**To do**
Repeat each entry as written and leave the images out of the copy.

[Entries with figure data]
+-------+
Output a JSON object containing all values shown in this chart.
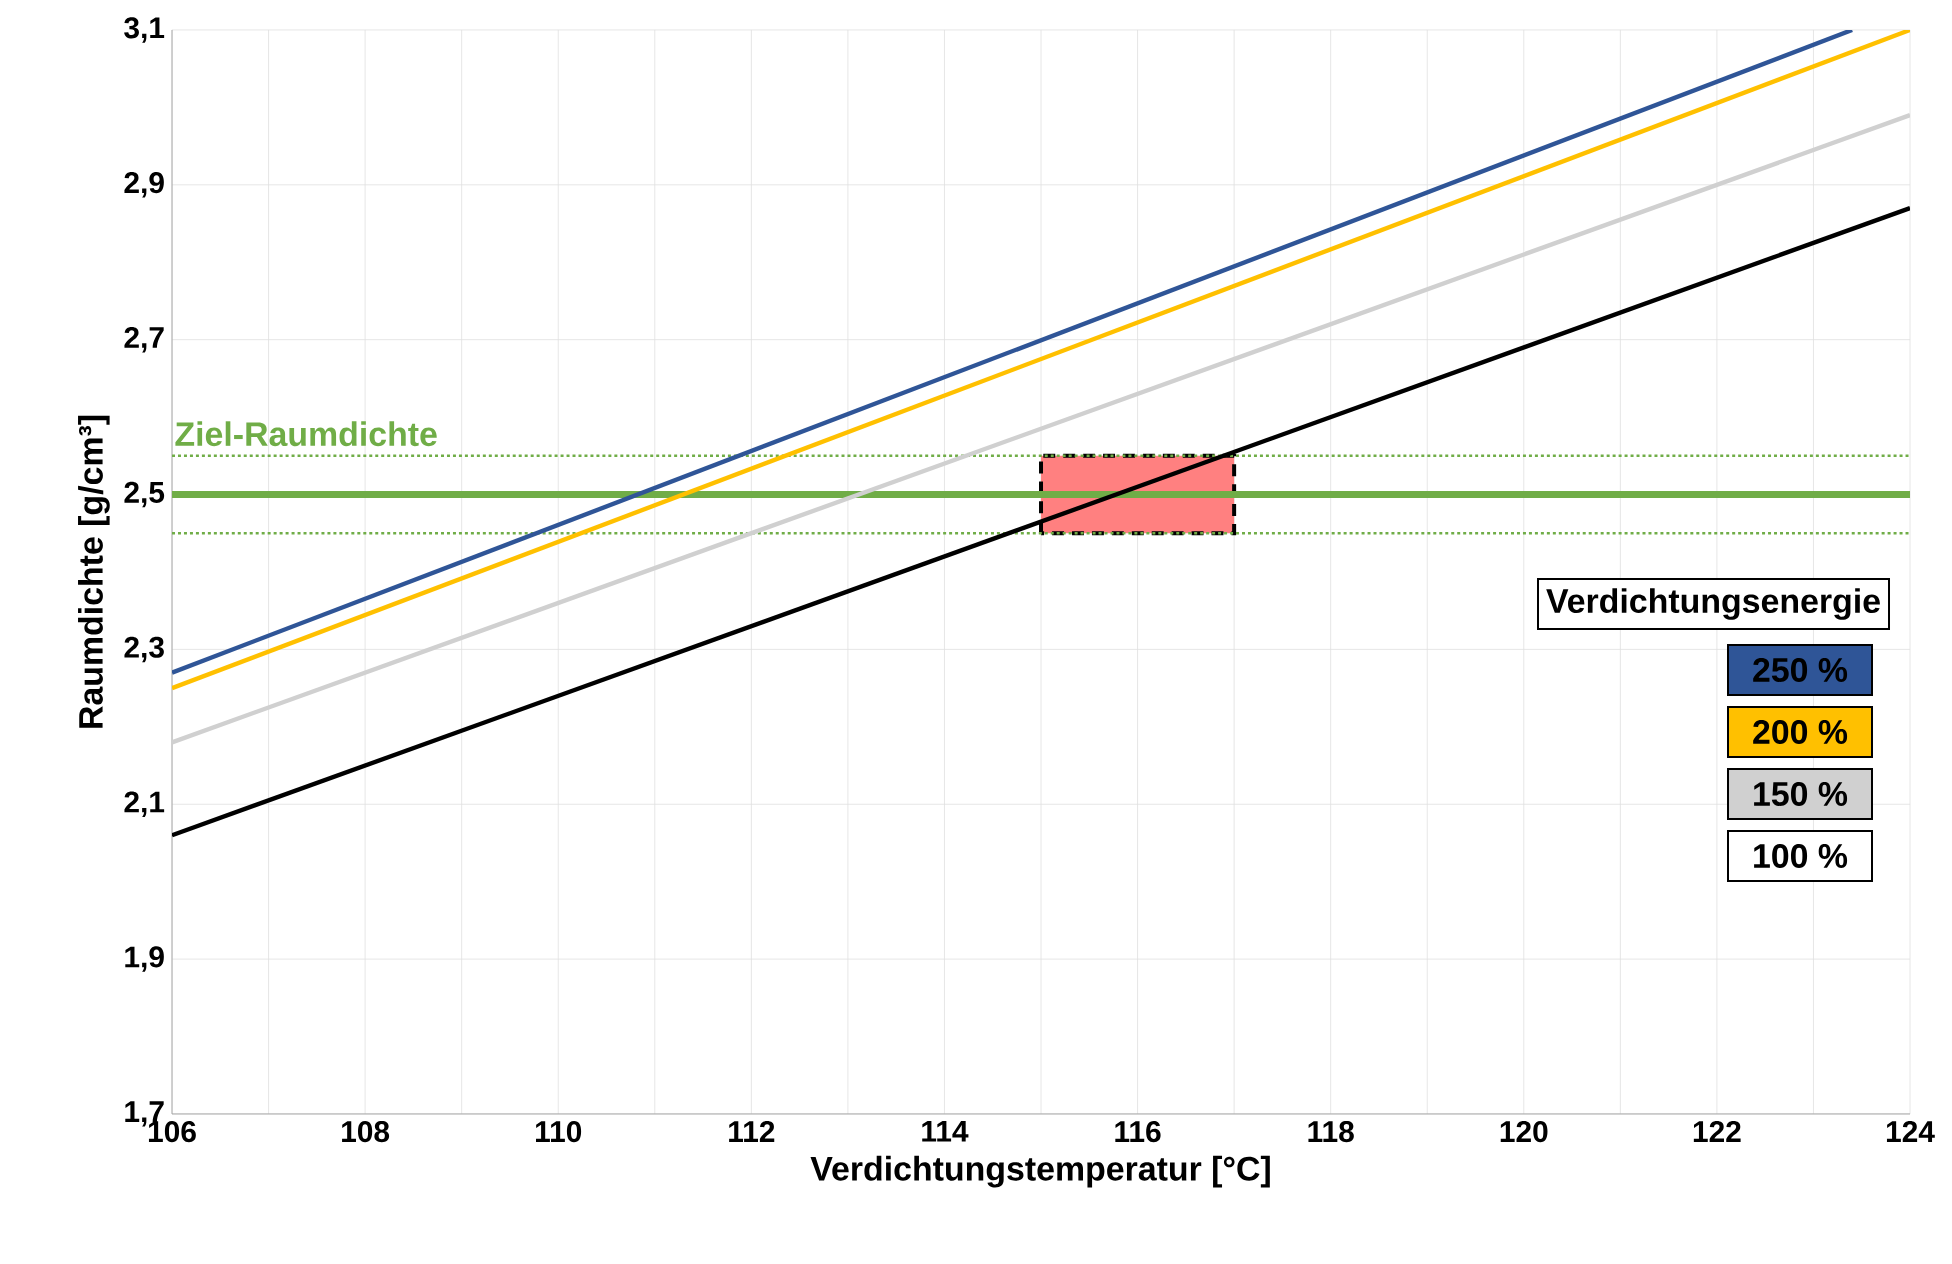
{
  "chart_data": {
    "type": "line",
    "xlabel": "Verdichtungstemperatur  [°C]",
    "ylabel": "Raumdichte [g/cm³]",
    "legend_title": "Verdichtungsenergie",
    "xlim": [
      106,
      124
    ],
    "xticks": [
      106,
      108,
      110,
      112,
      114,
      116,
      118,
      120,
      122,
      124
    ],
    "ylim": [
      1.7,
      3.1
    ],
    "yticks": [
      {
        "value": 1.7,
        "label": "1,7"
      },
      {
        "value": 1.9,
        "label": "1,9"
      },
      {
        "value": 2.1,
        "label": "2,1"
      },
      {
        "value": 2.3,
        "label": "2,3"
      },
      {
        "value": 2.5,
        "label": "2,5"
      },
      {
        "value": 2.7,
        "label": "2,7"
      },
      {
        "value": 2.9,
        "label": "2,9"
      },
      {
        "value": 3.1,
        "label": "3,1"
      }
    ],
    "grid": true,
    "legend": "right",
    "marker": "none",
    "series": [
      {
        "name": "250 %",
        "color": "#2f5597",
        "x": [
          106,
          123.4
        ],
        "values": [
          2.27,
          3.1
        ]
      },
      {
        "name": "200 %",
        "color": "#ffc000",
        "x": [
          106,
          124
        ],
        "values": [
          2.25,
          3.1
        ]
      },
      {
        "name": "150 %",
        "color": "#d0d0d0",
        "x": [
          106,
          124
        ],
        "values": [
          2.18,
          2.99
        ]
      },
      {
        "name": "100 %",
        "color": "#000000",
        "x": [
          106,
          124
        ],
        "values": [
          2.06,
          2.87
        ]
      }
    ],
    "ref_lines": [
      {
        "axis": "y",
        "value": 2.5,
        "label": "Ziel-Raumdichte",
        "color": "#70ad47",
        "line_style": "solid"
      },
      {
        "axis": "y",
        "value": 2.45,
        "color": "#70ad47",
        "line_style": "dotted"
      },
      {
        "axis": "y",
        "value": 2.55,
        "color": "#70ad47",
        "line_style": "dotted"
      }
    ],
    "bands": [
      {
        "axis": "x",
        "from": 115,
        "to": 117,
        "color": "#ff8080"
      }
    ]
  }
}
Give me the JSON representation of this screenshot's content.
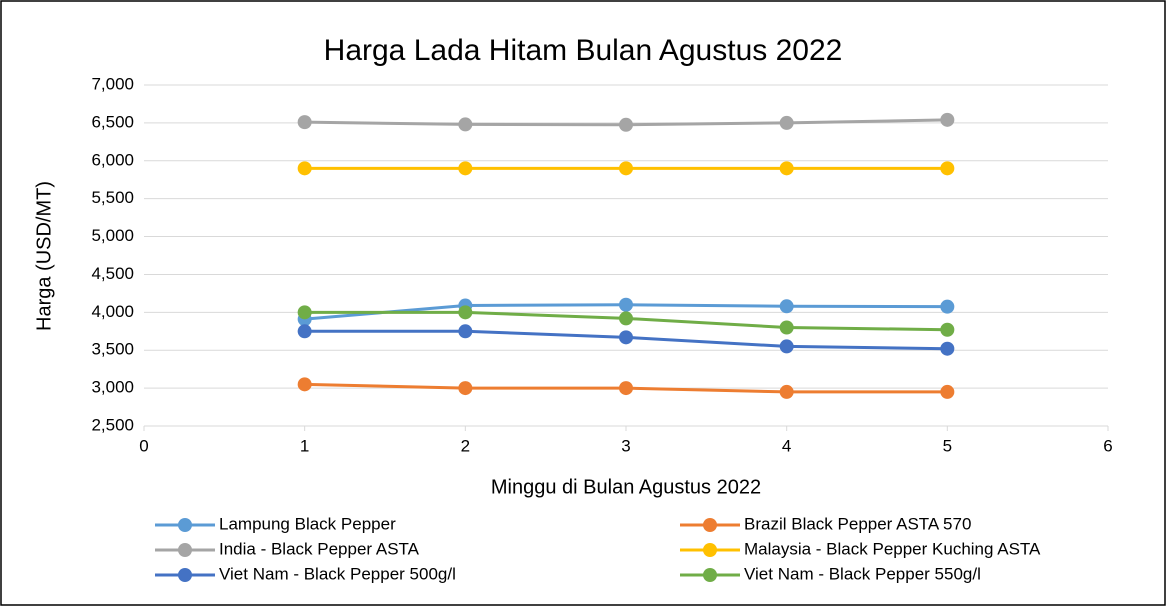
+-------+
**Full response**
Output a JSON object containing all values shown in this chart.
{
  "chart_data": {
    "type": "line",
    "xlabel": "Verdichtungstemperatur  [°C]",
    "ylabel": "Raumdichte [g/cm³]",
    "legend_title": "Verdichtungsenergie",
    "xlim": [
      106,
      124
    ],
    "xticks": [
      106,
      108,
      110,
      112,
      114,
      116,
      118,
      120,
      122,
      124
    ],
    "ylim": [
      1.7,
      3.1
    ],
    "yticks": [
      {
        "value": 1.7,
        "label": "1,7"
      },
      {
        "value": 1.9,
        "label": "1,9"
      },
      {
        "value": 2.1,
        "label": "2,1"
      },
      {
        "value": 2.3,
        "label": "2,3"
      },
      {
        "value": 2.5,
        "label": "2,5"
      },
      {
        "value": 2.7,
        "label": "2,7"
      },
      {
        "value": 2.9,
        "label": "2,9"
      },
      {
        "value": 3.1,
        "label": "3,1"
      }
    ],
    "grid": true,
    "legend": "right",
    "marker": "none",
    "series": [
      {
        "name": "250 %",
        "color": "#2f5597",
        "x": [
          106,
          123.4
        ],
        "values": [
          2.27,
          3.1
        ]
      },
      {
        "name": "200 %",
        "color": "#ffc000",
        "x": [
          106,
          124
        ],
        "values": [
          2.25,
          3.1
        ]
      },
      {
        "name": "150 %",
        "color": "#d0d0d0",
        "x": [
          106,
          124
        ],
        "values": [
          2.18,
          2.99
        ]
      },
      {
        "name": "100 %",
        "color": "#000000",
        "x": [
          106,
          124
        ],
        "values": [
          2.06,
          2.87
        ]
      }
    ],
    "ref_lines": [
      {
        "axis": "y",
        "value": 2.5,
        "label": "Ziel-Raumdichte",
        "color": "#70ad47",
        "line_style": "solid"
      },
      {
        "axis": "y",
        "value": 2.45,
        "color": "#70ad47",
        "line_style": "dotted"
      },
      {
        "axis": "y",
        "value": 2.55,
        "color": "#70ad47",
        "line_style": "dotted"
      }
    ],
    "bands": [
      {
        "axis": "x",
        "from": 115,
        "to": 117,
        "color": "#ff8080"
      }
    ]
  }
}
Give me the JSON representation of this screenshot's content.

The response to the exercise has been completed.